» **Instruction**:
Exactly reproduce the entries, dropping any pictures from your copy.
☆ ☆ ☆ ☆
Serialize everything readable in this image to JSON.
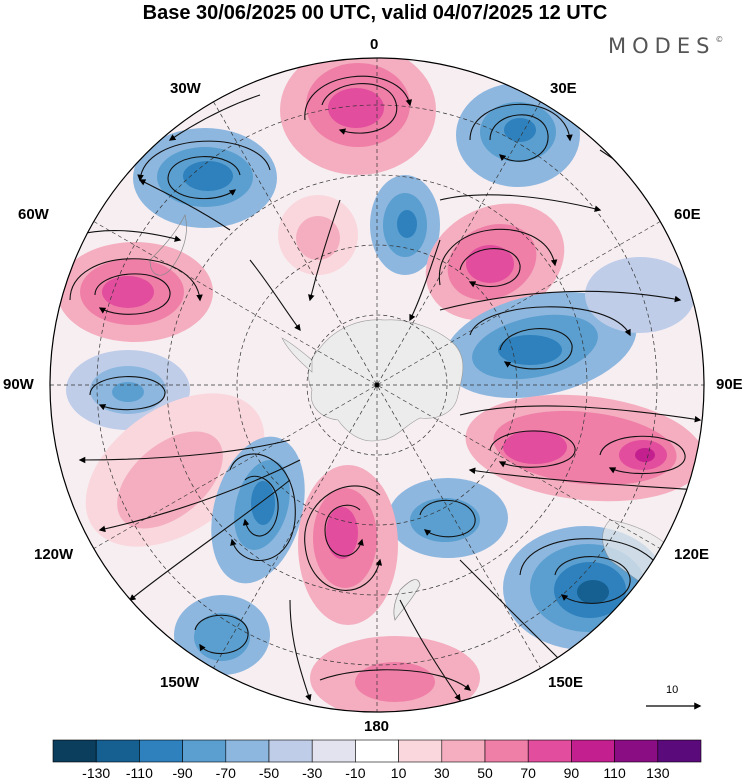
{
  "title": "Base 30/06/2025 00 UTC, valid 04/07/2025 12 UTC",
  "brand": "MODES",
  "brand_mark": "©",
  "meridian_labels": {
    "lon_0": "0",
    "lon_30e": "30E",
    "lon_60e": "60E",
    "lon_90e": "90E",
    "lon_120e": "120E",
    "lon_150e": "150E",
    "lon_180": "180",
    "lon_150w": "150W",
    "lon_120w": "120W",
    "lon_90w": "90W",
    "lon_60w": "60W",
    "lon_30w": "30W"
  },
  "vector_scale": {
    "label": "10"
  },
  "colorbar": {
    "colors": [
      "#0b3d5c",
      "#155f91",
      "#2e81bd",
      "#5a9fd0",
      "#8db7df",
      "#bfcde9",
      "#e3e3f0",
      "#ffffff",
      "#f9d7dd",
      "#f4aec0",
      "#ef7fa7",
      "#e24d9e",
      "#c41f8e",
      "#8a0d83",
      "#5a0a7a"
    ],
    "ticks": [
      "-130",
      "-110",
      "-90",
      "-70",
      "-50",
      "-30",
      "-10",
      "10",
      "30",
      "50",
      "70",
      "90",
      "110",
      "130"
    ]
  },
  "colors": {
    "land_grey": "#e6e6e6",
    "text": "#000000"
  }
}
☆ ☆ ☆ ☆
» **Written response**:
Serialize everything readable in this image to JSON.
{
  "title": "Base 30/06/2025 00 UTC, valid 04/07/2025 12 UTC",
  "brand": "MODES",
  "brand_mark": "©",
  "meridian_labels": {
    "lon_0": "0",
    "lon_30e": "30E",
    "lon_60e": "60E",
    "lon_90e": "90E",
    "lon_120e": "120E",
    "lon_150e": "150E",
    "lon_180": "180",
    "lon_150w": "150W",
    "lon_120w": "120W",
    "lon_90w": "90W",
    "lon_60w": "60W",
    "lon_30w": "30W"
  },
  "vector_scale": {
    "label": "10"
  },
  "colorbar": {
    "colors": [
      "#0b3d5c",
      "#155f91",
      "#2e81bd",
      "#5a9fd0",
      "#8db7df",
      "#bfcde9",
      "#e3e3f0",
      "#ffffff",
      "#f9d7dd",
      "#f4aec0",
      "#ef7fa7",
      "#e24d9e",
      "#c41f8e",
      "#8a0d83",
      "#5a0a7a"
    ],
    "ticks": [
      "-130",
      "-110",
      "-90",
      "-70",
      "-50",
      "-30",
      "-10",
      "10",
      "30",
      "50",
      "70",
      "90",
      "110",
      "130"
    ]
  },
  "colors": {
    "land_grey": "#e6e6e6",
    "text": "#000000"
  }
}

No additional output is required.